◆ Task goal ◆
Each line below is to be written out in full, exactly as shown.

◆ Records shown ◆
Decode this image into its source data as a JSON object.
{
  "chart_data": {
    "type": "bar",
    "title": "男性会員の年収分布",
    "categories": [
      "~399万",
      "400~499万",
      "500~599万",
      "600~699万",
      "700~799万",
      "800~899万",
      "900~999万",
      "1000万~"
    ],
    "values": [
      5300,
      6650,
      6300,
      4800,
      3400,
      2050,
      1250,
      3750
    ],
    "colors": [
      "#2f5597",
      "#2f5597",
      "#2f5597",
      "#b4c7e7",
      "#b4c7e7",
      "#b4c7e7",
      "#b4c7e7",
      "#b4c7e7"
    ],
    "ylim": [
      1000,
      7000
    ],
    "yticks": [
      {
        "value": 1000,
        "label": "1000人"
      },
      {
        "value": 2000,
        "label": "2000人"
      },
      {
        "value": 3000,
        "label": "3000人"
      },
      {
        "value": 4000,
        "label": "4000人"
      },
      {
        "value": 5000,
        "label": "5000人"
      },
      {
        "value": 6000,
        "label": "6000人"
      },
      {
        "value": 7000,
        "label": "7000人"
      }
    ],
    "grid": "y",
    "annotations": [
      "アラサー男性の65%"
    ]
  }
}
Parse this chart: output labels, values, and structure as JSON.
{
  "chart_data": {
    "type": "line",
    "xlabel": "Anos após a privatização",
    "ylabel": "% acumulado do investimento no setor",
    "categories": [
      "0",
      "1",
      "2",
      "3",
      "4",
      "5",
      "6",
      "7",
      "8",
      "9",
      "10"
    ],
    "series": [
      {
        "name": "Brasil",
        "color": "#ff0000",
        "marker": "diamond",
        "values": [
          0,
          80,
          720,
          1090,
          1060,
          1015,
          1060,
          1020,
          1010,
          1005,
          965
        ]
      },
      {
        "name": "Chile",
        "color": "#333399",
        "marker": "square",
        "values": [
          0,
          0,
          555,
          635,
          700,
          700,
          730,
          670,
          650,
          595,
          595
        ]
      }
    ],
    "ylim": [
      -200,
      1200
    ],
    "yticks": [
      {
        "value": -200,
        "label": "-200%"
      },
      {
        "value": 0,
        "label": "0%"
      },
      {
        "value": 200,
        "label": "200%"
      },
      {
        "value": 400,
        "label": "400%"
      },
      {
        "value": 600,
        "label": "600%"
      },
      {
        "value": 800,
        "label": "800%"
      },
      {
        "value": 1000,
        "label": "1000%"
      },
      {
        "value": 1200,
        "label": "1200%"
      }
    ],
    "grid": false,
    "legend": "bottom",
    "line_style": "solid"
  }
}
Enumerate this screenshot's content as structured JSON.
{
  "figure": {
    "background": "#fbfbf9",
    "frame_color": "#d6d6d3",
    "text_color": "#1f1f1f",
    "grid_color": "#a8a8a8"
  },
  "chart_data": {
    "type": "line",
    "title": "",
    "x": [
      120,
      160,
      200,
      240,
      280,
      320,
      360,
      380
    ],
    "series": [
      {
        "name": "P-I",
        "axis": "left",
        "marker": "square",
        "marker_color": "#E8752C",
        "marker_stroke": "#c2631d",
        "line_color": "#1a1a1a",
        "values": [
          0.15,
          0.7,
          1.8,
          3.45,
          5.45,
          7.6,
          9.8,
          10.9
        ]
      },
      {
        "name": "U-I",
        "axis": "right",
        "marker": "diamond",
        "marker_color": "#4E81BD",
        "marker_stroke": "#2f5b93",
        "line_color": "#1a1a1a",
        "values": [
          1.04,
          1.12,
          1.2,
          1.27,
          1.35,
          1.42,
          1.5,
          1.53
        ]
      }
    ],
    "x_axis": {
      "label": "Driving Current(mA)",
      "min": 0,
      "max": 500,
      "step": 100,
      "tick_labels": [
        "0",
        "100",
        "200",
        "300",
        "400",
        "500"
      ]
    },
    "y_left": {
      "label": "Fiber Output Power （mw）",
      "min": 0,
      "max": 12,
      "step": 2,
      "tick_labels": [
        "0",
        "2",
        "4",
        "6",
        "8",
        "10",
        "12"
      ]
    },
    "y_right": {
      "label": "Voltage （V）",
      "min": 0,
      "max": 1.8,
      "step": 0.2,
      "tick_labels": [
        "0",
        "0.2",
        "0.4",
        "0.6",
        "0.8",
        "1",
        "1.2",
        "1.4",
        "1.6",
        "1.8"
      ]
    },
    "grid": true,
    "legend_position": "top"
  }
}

◆ Response to this task ◆
Decode this image into its source data as a JSON object.
{
  "chart_data": {
    "type": "bar",
    "title": "男性会員の年収分布",
    "categories": [
      "~399万",
      "400~499万",
      "500~599万",
      "600~699万",
      "700~799万",
      "800~899万",
      "900~999万",
      "1000万~"
    ],
    "values": [
      5300,
      6650,
      6300,
      4800,
      3400,
      2050,
      1250,
      3750
    ],
    "colors": [
      "#2f5597",
      "#2f5597",
      "#2f5597",
      "#b4c7e7",
      "#b4c7e7",
      "#b4c7e7",
      "#b4c7e7",
      "#b4c7e7"
    ],
    "ylim": [
      1000,
      7000
    ],
    "yticks": [
      {
        "value": 1000,
        "label": "1000人"
      },
      {
        "value": 2000,
        "label": "2000人"
      },
      {
        "value": 3000,
        "label": "3000人"
      },
      {
        "value": 4000,
        "label": "4000人"
      },
      {
        "value": 5000,
        "label": "5000人"
      },
      {
        "value": 6000,
        "label": "6000人"
      },
      {
        "value": 7000,
        "label": "7000人"
      }
    ],
    "grid": "y",
    "annotations": [
      "アラサー男性の65%"
    ]
  }
}
Parse this chart: output labels, values, and structure as JSON.
{
  "chart_data": {
    "type": "line",
    "xlabel": "Anos após a privatização",
    "ylabel": "% acumulado do investimento no setor",
    "categories": [
      "0",
      "1",
      "2",
      "3",
      "4",
      "5",
      "6",
      "7",
      "8",
      "9",
      "10"
    ],
    "series": [
      {
        "name": "Brasil",
        "color": "#ff0000",
        "marker": "diamond",
        "values": [
          0,
          80,
          720,
          1090,
          1060,
          1015,
          1060,
          1020,
          1010,
          1005,
          965
        ]
      },
      {
        "name": "Chile",
        "color": "#333399",
        "marker": "square",
        "values": [
          0,
          0,
          555,
          635,
          700,
          700,
          730,
          670,
          650,
          595,
          595
        ]
      }
    ],
    "ylim": [
      -200,
      1200
    ],
    "yticks": [
      {
        "value": -200,
        "label": "-200%"
      },
      {
        "value": 0,
        "label": "0%"
      },
      {
        "value": 200,
        "label": "200%"
      },
      {
        "value": 400,
        "label": "400%"
      },
      {
        "value": 600,
        "label": "600%"
      },
      {
        "value": 800,
        "label": "800%"
      },
      {
        "value": 1000,
        "label": "1000%"
      },
      {
        "value": 1200,
        "label": "1200%"
      }
    ],
    "grid": false,
    "legend": "bottom",
    "line_style": "solid"
  }
}
Enumerate this screenshot's content as structured JSON.
{
  "figure": {
    "background": "#fbfbf9",
    "frame_color": "#d6d6d3",
    "text_color": "#1f1f1f",
    "grid_color": "#a8a8a8"
  },
  "chart_data": {
    "type": "line",
    "title": "",
    "x": [
      120,
      160,
      200,
      240,
      280,
      320,
      360,
      380
    ],
    "series": [
      {
        "name": "P-I",
        "axis": "left",
        "marker": "square",
        "marker_color": "#E8752C",
        "marker_stroke": "#c2631d",
        "line_color": "#1a1a1a",
        "values": [
          0.15,
          0.7,
          1.8,
          3.45,
          5.45,
          7.6,
          9.8,
          10.9
        ]
      },
      {
        "name": "U-I",
        "axis": "right",
        "marker": "diamond",
        "marker_color": "#4E81BD",
        "marker_stroke": "#2f5b93",
        "line_color": "#1a1a1a",
        "values": [
          1.04,
          1.12,
          1.2,
          1.27,
          1.35,
          1.42,
          1.5,
          1.53
        ]
      }
    ],
    "x_axis": {
      "label": "Driving Current(mA)",
      "min": 0,
      "max": 500,
      "step": 100,
      "tick_labels": [
        "0",
        "100",
        "200",
        "300",
        "400",
        "500"
      ]
    },
    "y_left": {
      "label": "Fiber Output Power （mw）",
      "min": 0,
      "max": 12,
      "step": 2,
      "tick_labels": [
        "0",
        "2",
        "4",
        "6",
        "8",
        "10",
        "12"
      ]
    },
    "y_right": {
      "label": "Voltage （V）",
      "min": 0,
      "max": 1.8,
      "step": 0.2,
      "tick_labels": [
        "0",
        "0.2",
        "0.4",
        "0.6",
        "0.8",
        "1",
        "1.2",
        "1.4",
        "1.6",
        "1.8"
      ]
    },
    "grid": true,
    "legend_position": "top"
  }
}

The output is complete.